#### What to do
Skip the images and copy each record exactly as written.

(Dataset records on visual material)
+--
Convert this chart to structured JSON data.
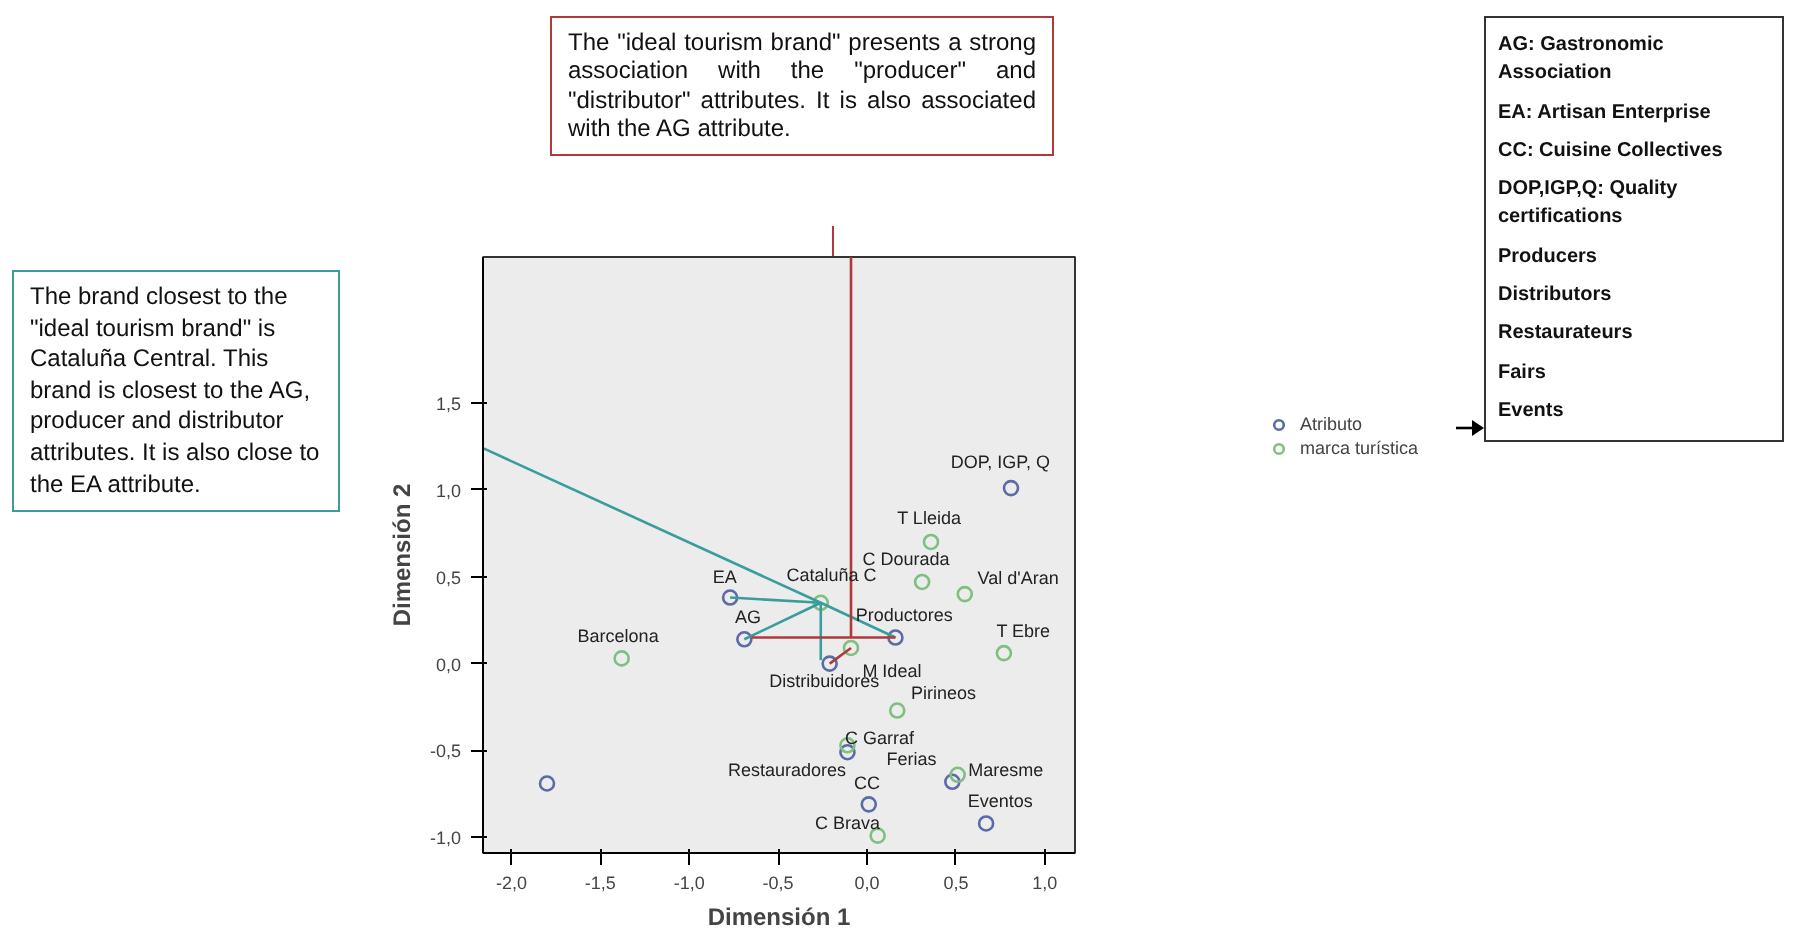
{
  "chart_data": {
    "type": "scatter",
    "xlabel": "Dimensión 1",
    "ylabel": "Dimensión 2",
    "xlim": [
      -2.16,
      1.17
    ],
    "ylim": [
      -1.09,
      2.34
    ],
    "xticks": [
      {
        "value": -2.0,
        "label": "-2,0"
      },
      {
        "value": -1.5,
        "label": "-1,5"
      },
      {
        "value": -1.0,
        "label": "-1,0"
      },
      {
        "value": -0.5,
        "label": "-0,5"
      },
      {
        "value": 0.0,
        "label": "0,0"
      },
      {
        "value": 0.5,
        "label": "0,5"
      },
      {
        "value": 1.0,
        "label": "1,0"
      }
    ],
    "yticks": [
      {
        "value": -1.0,
        "label": "-1,0"
      },
      {
        "value": -0.5,
        "label": "-0,5"
      },
      {
        "value": 0.0,
        "label": "0,0"
      },
      {
        "value": 0.5,
        "label": "0,5"
      },
      {
        "value": 1.0,
        "label": "1,0"
      },
      {
        "value": 1.5,
        "label": "1,5"
      }
    ],
    "grid": false,
    "legend": "right",
    "marker": "circle",
    "series": [
      {
        "name": "Atributo",
        "color": "#5b6aa8",
        "x": [
          0.81,
          -0.77,
          -0.69,
          0.16,
          -0.21,
          -1.8,
          -0.11,
          0.01,
          0.48,
          0.67
        ],
        "values": [
          1.01,
          0.38,
          0.14,
          0.15,
          0.0,
          -0.69,
          -0.51,
          -0.81,
          -0.68,
          -0.92
        ]
      },
      {
        "name": "marca turística",
        "color": "#7fbf7f",
        "x": [
          0.36,
          0.31,
          0.55,
          -0.26,
          -0.09,
          -1.38,
          0.77,
          0.17,
          -0.11,
          0.51,
          0.06
        ],
        "values": [
          0.7,
          0.47,
          0.4,
          0.35,
          0.09,
          0.03,
          0.06,
          -0.27,
          -0.47,
          -0.64,
          -0.99
        ]
      },
      {
        "type": "line",
        "marker": "none",
        "color": "#3a9c9c",
        "x": [
          -0.26,
          -0.77
        ],
        "values": [
          0.35,
          0.38
        ]
      },
      {
        "type": "line",
        "marker": "none",
        "color": "#3a9c9c",
        "x": [
          -0.26,
          -0.69
        ],
        "values": [
          0.35,
          0.14
        ]
      },
      {
        "type": "line",
        "marker": "none",
        "color": "#3a9c9c",
        "x": [
          -0.26,
          0.16
        ],
        "values": [
          0.35,
          0.15
        ]
      },
      {
        "type": "line",
        "marker": "none",
        "color": "#3a9c9c",
        "x": [
          -0.26,
          -0.26
        ],
        "values": [
          0.35,
          0.02
        ]
      },
      {
        "type": "line",
        "marker": "none",
        "color": "#3a9c9c",
        "x": [
          -0.26,
          -2.16
        ],
        "values": [
          0.35,
          1.24
        ]
      },
      {
        "type": "line",
        "marker": "none",
        "color": "#b03a3a",
        "x": [
          -0.65,
          0.16
        ],
        "values": [
          0.15,
          0.15
        ]
      },
      {
        "type": "line",
        "marker": "none",
        "color": "#b03a3a",
        "x": [
          -0.09,
          -0.09
        ],
        "values": [
          2.34,
          0.15
        ]
      },
      {
        "type": "line",
        "marker": "none",
        "color": "#b03a3a",
        "x": [
          -0.09,
          -0.21
        ],
        "values": [
          0.09,
          0.0
        ]
      }
    ],
    "annotations": [
      "The \"ideal tourism brand\" presents a strong association with the \"producer\" and \"distributor\" attributes. It is also associated with the AG attribute.",
      "The brand closest to the \"ideal tourism brand\" is Cataluña Central. This brand is closest to the AG, producer and distributor attributes. It is also close to the EA attribute.",
      "AG: Gastronomic Association",
      "EA: Artisan Enterprise",
      "CC: Cuisine Collectives",
      "DOP,IGP,Q: Quality certifications",
      "Producers",
      "Distributors",
      "Restaurateurs",
      "Fairs",
      "Events",
      {
        "text": "DOP, IGP, Q",
        "x": 0.81,
        "y": 1.01
      },
      {
        "text": "EA",
        "x": -0.77,
        "y": 0.38
      },
      {
        "text": "AG",
        "x": -0.69,
        "y": 0.14
      },
      {
        "text": "Productores",
        "x": 0.16,
        "y": 0.15
      },
      {
        "text": "Distribuidores",
        "x": -0.21,
        "y": 0.0
      },
      {
        "text": "Restauradores",
        "x": -0.11,
        "y": -0.51
      },
      {
        "text": "CC",
        "x": 0.01,
        "y": -0.81
      },
      {
        "text": "Ferias",
        "x": 0.48,
        "y": -0.68
      },
      {
        "text": "Eventos",
        "x": 0.67,
        "y": -0.92
      },
      {
        "text": "T Lleida",
        "x": 0.36,
        "y": 0.7
      },
      {
        "text": "C Dourada",
        "x": 0.31,
        "y": 0.47
      },
      {
        "text": "Val d'Aran",
        "x": 0.55,
        "y": 0.4
      },
      {
        "text": "Cataluña C",
        "x": -0.26,
        "y": 0.35
      },
      {
        "text": "M Ideal",
        "x": -0.09,
        "y": 0.09
      },
      {
        "text": "Barcelona",
        "x": -1.38,
        "y": 0.03
      },
      {
        "text": "T Ebre",
        "x": 0.77,
        "y": 0.06
      },
      {
        "text": "Pirineos",
        "x": 0.17,
        "y": -0.27
      },
      {
        "text": "C Garraf",
        "x": -0.11,
        "y": -0.47
      },
      {
        "text": "Maresme",
        "x": 0.51,
        "y": -0.64
      },
      {
        "text": "C Brava",
        "x": 0.06,
        "y": -0.99
      }
    ]
  }
}
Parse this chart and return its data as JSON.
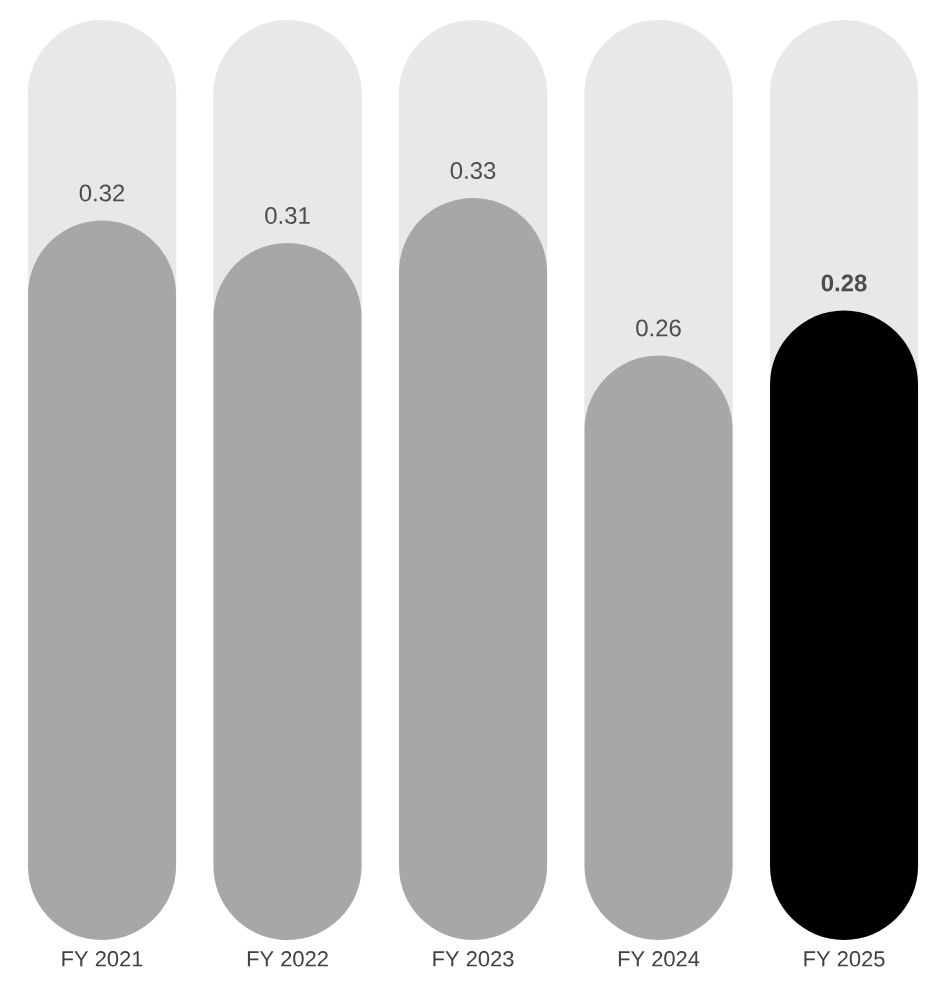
{
  "chart_data": {
    "type": "bar",
    "categories": [
      "FY 2021",
      "FY 2022",
      "FY 2023",
      "FY 2024",
      "FY 2025"
    ],
    "values": [
      0.32,
      0.31,
      0.33,
      0.26,
      0.28
    ],
    "value_labels": [
      "0.32",
      "0.31",
      "0.33",
      "0.26",
      "**0.28**"
    ],
    "colors": [
      "#a7a7aa",
      "#a7a7aa",
      "#a7a7aa",
      "#a7a7aa",
      "#000000"
    ]
  }
}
+--
#### Response to this exercise
Convert this chart to structured JSON data.
{
  "chart_data": {
    "type": "scatter",
    "xlabel": "Dimensión 1",
    "ylabel": "Dimensión 2",
    "xlim": [
      -2.16,
      1.17
    ],
    "ylim": [
      -1.09,
      2.34
    ],
    "xticks": [
      {
        "value": -2.0,
        "label": "-2,0"
      },
      {
        "value": -1.5,
        "label": "-1,5"
      },
      {
        "value": -1.0,
        "label": "-1,0"
      },
      {
        "value": -0.5,
        "label": "-0,5"
      },
      {
        "value": 0.0,
        "label": "0,0"
      },
      {
        "value": 0.5,
        "label": "0,5"
      },
      {
        "value": 1.0,
        "label": "1,0"
      }
    ],
    "yticks": [
      {
        "value": -1.0,
        "label": "-1,0"
      },
      {
        "value": -0.5,
        "label": "-0,5"
      },
      {
        "value": 0.0,
        "label": "0,0"
      },
      {
        "value": 0.5,
        "label": "0,5"
      },
      {
        "value": 1.0,
        "label": "1,0"
      },
      {
        "value": 1.5,
        "label": "1,5"
      }
    ],
    "grid": false,
    "legend": "right",
    "marker": "circle",
    "series": [
      {
        "name": "Atributo",
        "color": "#5b6aa8",
        "x": [
          0.81,
          -0.77,
          -0.69,
          0.16,
          -0.21,
          -1.8,
          -0.11,
          0.01,
          0.48,
          0.67
        ],
        "values": [
          1.01,
          0.38,
          0.14,
          0.15,
          0.0,
          -0.69,
          -0.51,
          -0.81,
          -0.68,
          -0.92
        ]
      },
      {
        "name": "marca turística",
        "color": "#7fbf7f",
        "x": [
          0.36,
          0.31,
          0.55,
          -0.26,
          -0.09,
          -1.38,
          0.77,
          0.17,
          -0.11,
          0.51,
          0.06
        ],
        "values": [
          0.7,
          0.47,
          0.4,
          0.35,
          0.09,
          0.03,
          0.06,
          -0.27,
          -0.47,
          -0.64,
          -0.99
        ]
      },
      {
        "type": "line",
        "marker": "none",
        "color": "#3a9c9c",
        "x": [
          -0.26,
          -0.77
        ],
        "values": [
          0.35,
          0.38
        ]
      },
      {
        "type": "line",
        "marker": "none",
        "color": "#3a9c9c",
        "x": [
          -0.26,
          -0.69
        ],
        "values": [
          0.35,
          0.14
        ]
      },
      {
        "type": "line",
        "marker": "none",
        "color": "#3a9c9c",
        "x": [
          -0.26,
          0.16
        ],
        "values": [
          0.35,
          0.15
        ]
      },
      {
        "type": "line",
        "marker": "none",
        "color": "#3a9c9c",
        "x": [
          -0.26,
          -0.26
        ],
        "values": [
          0.35,
          0.02
        ]
      },
      {
        "type": "line",
        "marker": "none",
        "color": "#3a9c9c",
        "x": [
          -0.26,
          -2.16
        ],
        "values": [
          0.35,
          1.24
        ]
      },
      {
        "type": "line",
        "marker": "none",
        "color": "#b03a3a",
        "x": [
          -0.65,
          0.16
        ],
        "values": [
          0.15,
          0.15
        ]
      },
      {
        "type": "line",
        "marker": "none",
        "color": "#b03a3a",
        "x": [
          -0.09,
          -0.09
        ],
        "values": [
          2.34,
          0.15
        ]
      },
      {
        "type": "line",
        "marker": "none",
        "color": "#b03a3a",
        "x": [
          -0.09,
          -0.21
        ],
        "values": [
          0.09,
          0.0
        ]
      }
    ],
    "annotations": [
      "The \"ideal tourism brand\" presents a strong association with the \"producer\" and \"distributor\" attributes. It is also associated with the AG attribute.",
      "The brand closest to the \"ideal tourism brand\" is Cataluña Central. This brand is closest to the AG, producer and distributor attributes. It is also close to the EA attribute.",
      "AG: Gastronomic Association",
      "EA: Artisan Enterprise",
      "CC: Cuisine Collectives",
      "DOP,IGP,Q: Quality certifications",
      "Producers",
      "Distributors",
      "Restaurateurs",
      "Fairs",
      "Events",
      {
        "text": "DOP, IGP, Q",
        "x": 0.81,
        "y": 1.01
      },
      {
        "text": "EA",
        "x": -0.77,
        "y": 0.38
      },
      {
        "text": "AG",
        "x": -0.69,
        "y": 0.14
      },
      {
        "text": "Productores",
        "x": 0.16,
        "y": 0.15
      },
      {
        "text": "Distribuidores",
        "x": -0.21,
        "y": 0.0
      },
      {
        "text": "Restauradores",
        "x": -0.11,
        "y": -0.51
      },
      {
        "text": "CC",
        "x": 0.01,
        "y": -0.81
      },
      {
        "text": "Ferias",
        "x": 0.48,
        "y": -0.68
      },
      {
        "text": "Eventos",
        "x": 0.67,
        "y": -0.92
      },
      {
        "text": "T Lleida",
        "x": 0.36,
        "y": 0.7
      },
      {
        "text": "C Dourada",
        "x": 0.31,
        "y": 0.47
      },
      {
        "text": "Val d'Aran",
        "x": 0.55,
        "y": 0.4
      },
      {
        "text": "Cataluña C",
        "x": -0.26,
        "y": 0.35
      },
      {
        "text": "M Ideal",
        "x": -0.09,
        "y": 0.09
      },
      {
        "text": "Barcelona",
        "x": -1.38,
        "y": 0.03
      },
      {
        "text": "T Ebre",
        "x": 0.77,
        "y": 0.06
      },
      {
        "text": "Pirineos",
        "x": 0.17,
        "y": -0.27
      },
      {
        "text": "C Garraf",
        "x": -0.11,
        "y": -0.47
      },
      {
        "text": "Maresme",
        "x": 0.51,
        "y": -0.64
      },
      {
        "text": "C Brava",
        "x": 0.06,
        "y": -0.99
      }
    ]
  }
}
Parse this chart and return its data as JSON.
{
  "chart_data": {
    "type": "bar",
    "categories": [
      "FY 2021",
      "FY 2022",
      "FY 2023",
      "FY 2024",
      "FY 2025"
    ],
    "values": [
      0.32,
      0.31,
      0.33,
      0.26,
      0.28
    ],
    "value_labels": [
      "0.32",
      "0.31",
      "0.33",
      "0.26",
      "**0.28**"
    ],
    "colors": [
      "#a7a7aa",
      "#a7a7aa",
      "#a7a7aa",
      "#a7a7aa",
      "#000000"
    ]
  }
}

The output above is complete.